**Job:** Copy each line where the word "Vasto" occurs.

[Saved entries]
====
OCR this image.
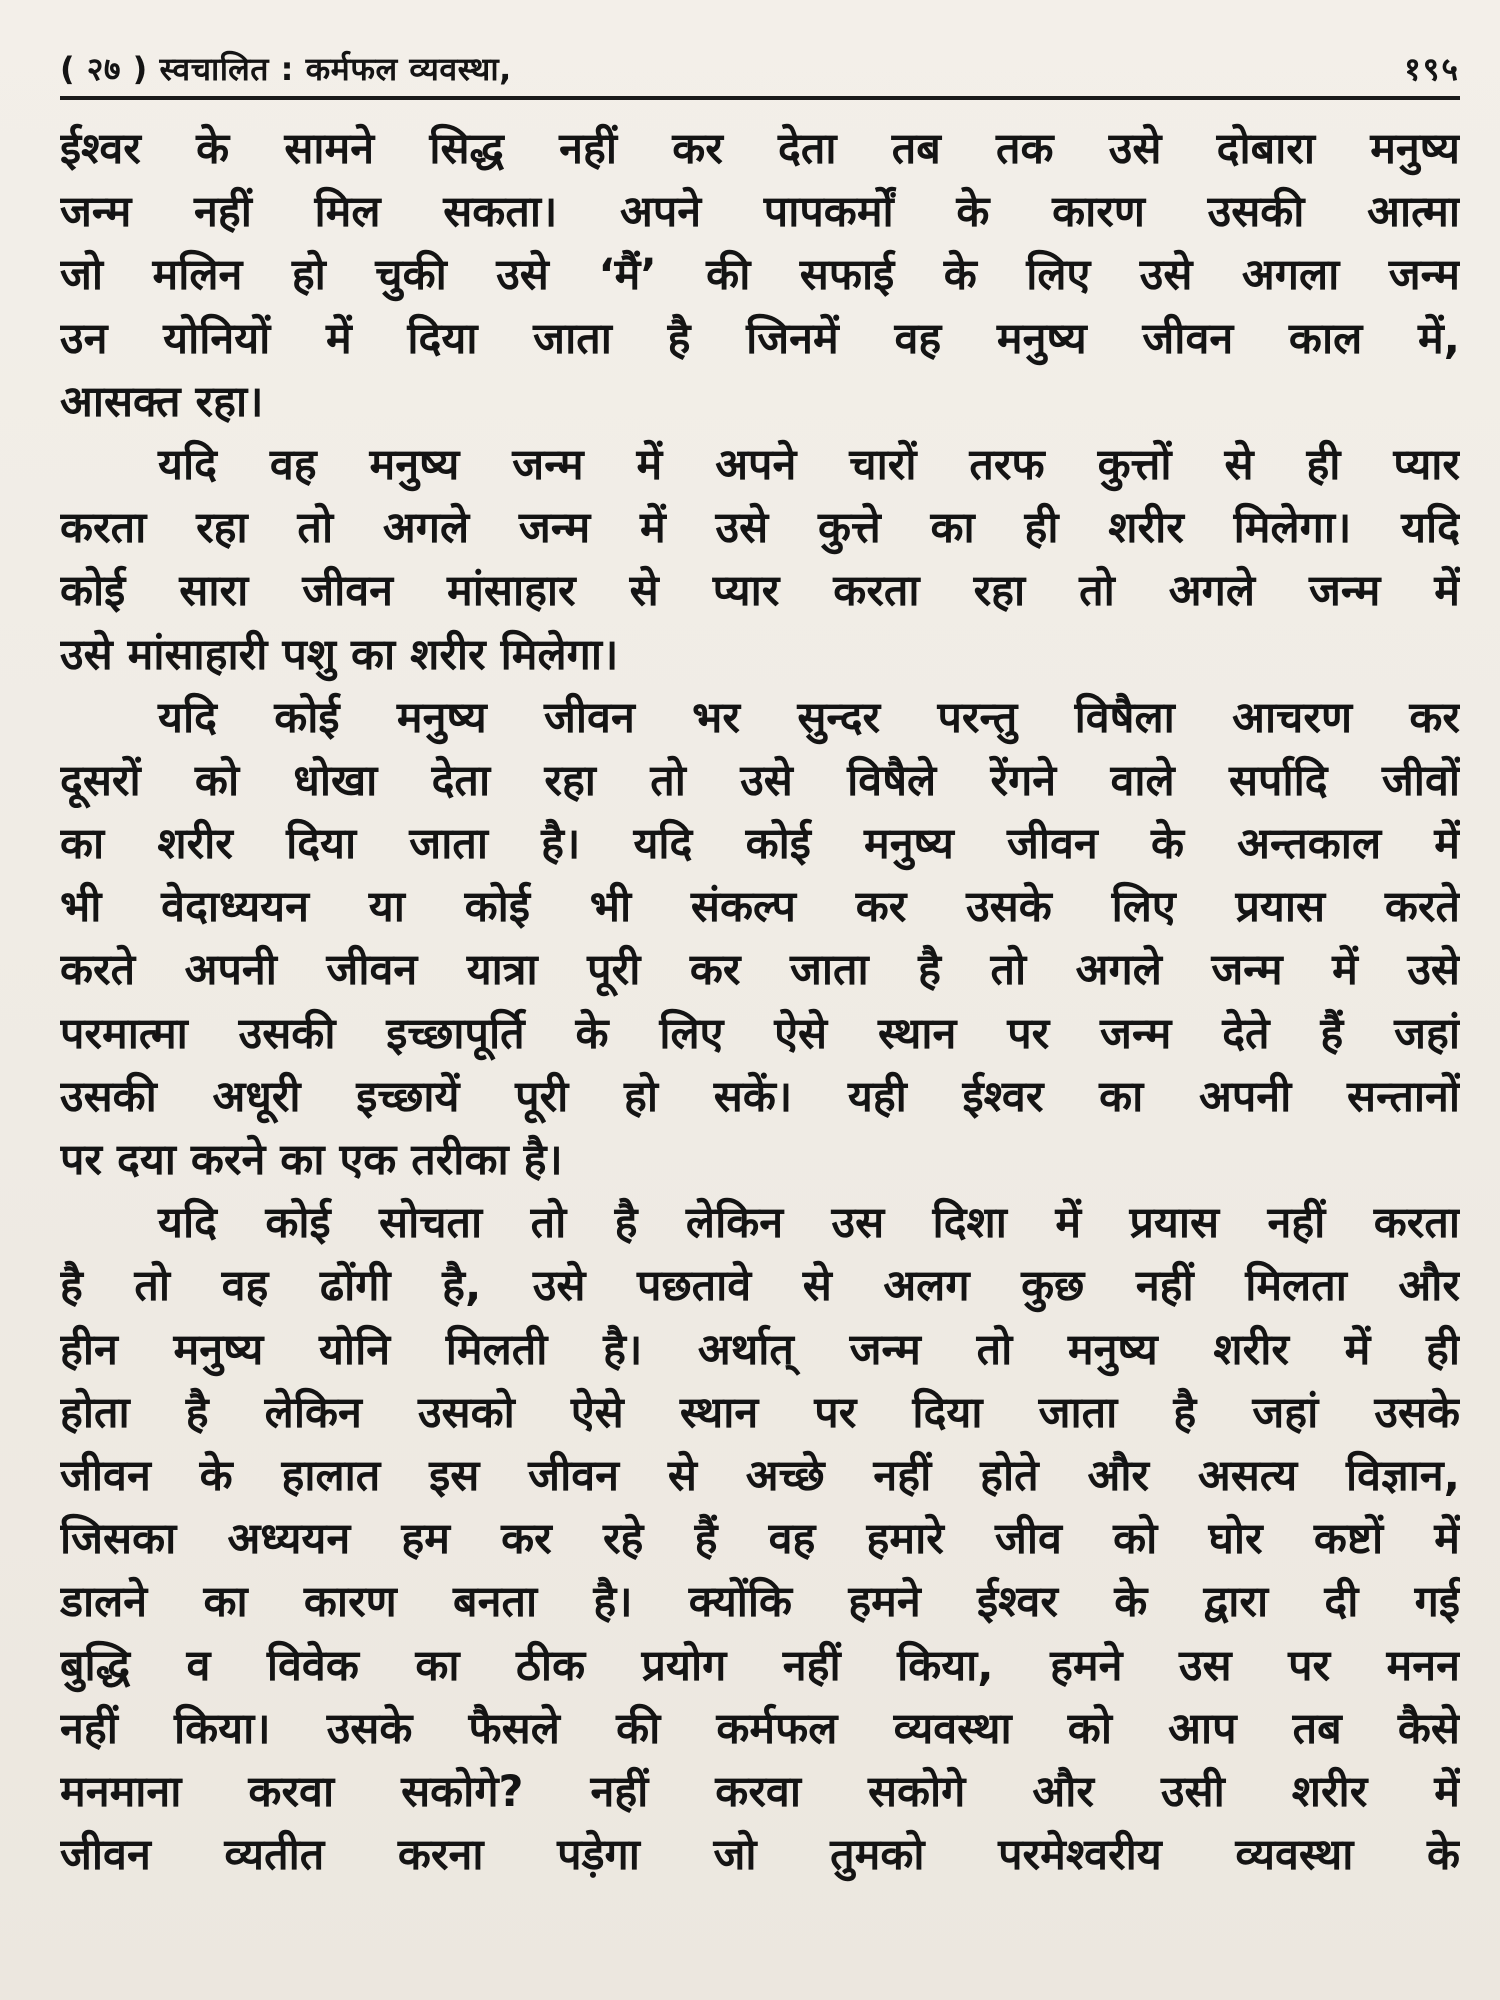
( २७ ) स्वचालित : कर्मफल व्यवस्था,	१९५
ईश्वर के सामने सिद्ध नहीं कर देता तब तक उसे दोबारा मनुष्य
जन्म नहीं मिल सकता। अपने पापकर्मों के कारण उसकी आत्मा
जो मलिन हो चुकी उसे ‘मैं’ की सफाई के लिए उसे अगला जन्म
उन योनियों में दिया जाता है जिनमें वह मनुष्य जीवन काल में,
आसक्त रहा।
यदि वह मनुष्य जन्म में अपने चारों तरफ कुत्तों से ही प्यार
करता रहा तो अगले जन्म में उसे कुत्ते का ही शरीर मिलेगा। यदि
कोई सारा जीवन मांसाहार से प्यार करता रहा तो अगले जन्म में
उसे मांसाहारी पशु का शरीर मिलेगा।
यदि कोई मनुष्य जीवन भर सुन्दर परन्तु विषैला आचरण कर
दूसरों को धोखा देता रहा तो उसे विषैले रेंगने वाले सर्पादि जीवों
का शरीर दिया जाता है। यदि कोई मनुष्य जीवन के अन्तकाल में
भी वेदाध्ययन या कोई भी संकल्प कर उसके लिए प्रयास करते
करते अपनी जीवन यात्रा पूरी कर जाता है तो अगले जन्म में उसे
परमात्मा उसकी इच्छापूर्ति के लिए ऐसे स्थान पर जन्म देते हैं जहां
उसकी अधूरी इच्छायें पूरी हो सकें। यही ईश्वर का अपनी सन्तानों
पर दया करने का एक तरीका है।
यदि कोई सोचता तो है लेकिन उस दिशा में प्रयास नहीं करता
है तो वह ढोंगी है, उसे पछतावे से अलग कुछ नहीं मिलता और
हीन मनुष्य योनि मिलती है। अर्थात् जन्म तो मनुष्य शरीर में ही
होता है लेकिन उसको ऐसे स्थान पर दिया जाता है जहां उसके
जीवन के हालात इस जीवन से अच्छे नहीं होते और असत्य विज्ञान,
जिसका अध्ययन हम कर रहे हैं वह हमारे जीव को घोर कष्टों में
डालने का कारण बनता है। क्योंकि हमने ईश्वर के द्वारा दी गई
बुद्धि व विवेक का ठीक प्रयोग नहीं किया, हमने उस पर मनन
नहीं किया। उसके फैसले की कर्मफल व्यवस्था को आप तब कैसे
मनमाना करवा सकोगे? नहीं करवा सकोगे और उसी शरीर में
जीवन व्यतीत करना पड़ेगा जो तुमको परमेश्वरीय व्यवस्था के
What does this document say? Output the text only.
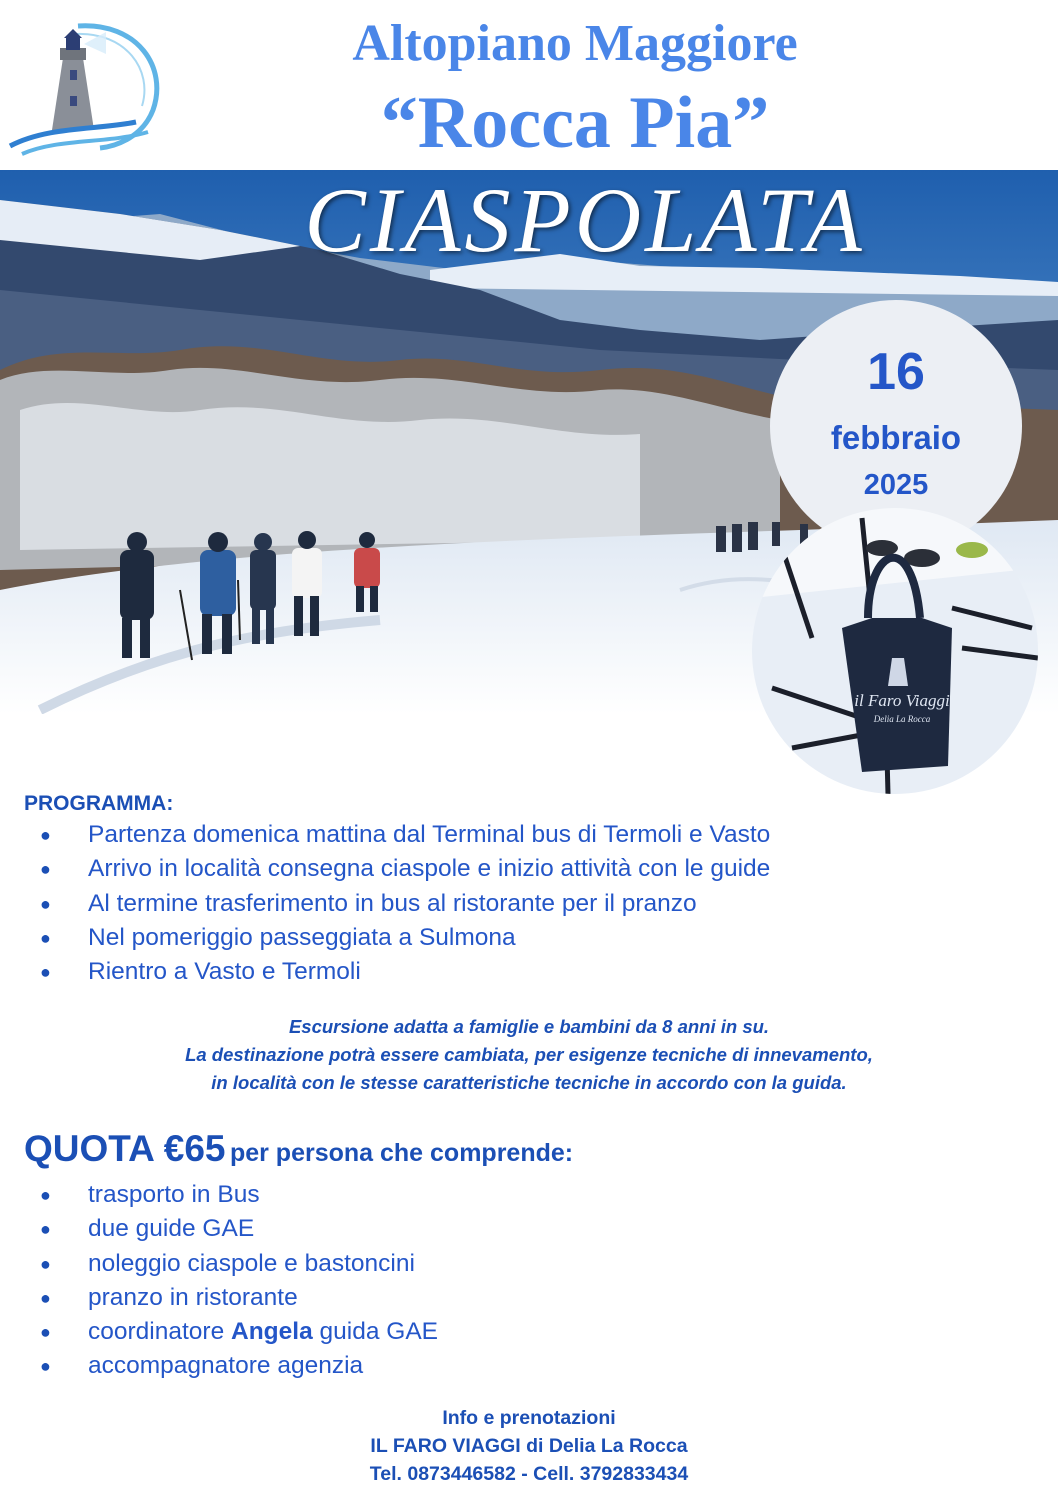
Altopiano Maggiore
“Rocca Pia”
CIASPOLATA
16
febbraio
2025
il Faro Viaggi
Delia La Rocca
PROGRAMMA:
● Partenza domenica mattina dal Terminal bus di Termoli e Vasto
● Arrivo in località consegna ciaspole e inizio attività con le guide
● Al termine trasferimento in bus al ristorante per il pranzo
● Nel pomeriggio passeggiata a Sulmona
● Rientro a Vasto e Termoli
Escursione adatta a famiglie e bambini da 8 anni in su.
La destinazione potrà essere cambiata, per esigenze tecniche di innevamento,
in località con le stesse caratteristiche tecniche in accordo con la guida.
QUOTA €65 per persona che comprende:
● trasporto in Bus
● due guide GAE
● noleggio ciaspole e bastoncini
● pranzo in ristorante
● coordinatore Angela guida GAE
● accompagnatore agenzia
Info e prenotazioni
IL FARO VIAGGI di Delia La Rocca
Tel. 0873446582 - Cell. 3792833434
====
**Task result:**
● Partenza domenica mattina dal Terminal bus di Termoli e Vasto
● Rientro a Vasto e Termoli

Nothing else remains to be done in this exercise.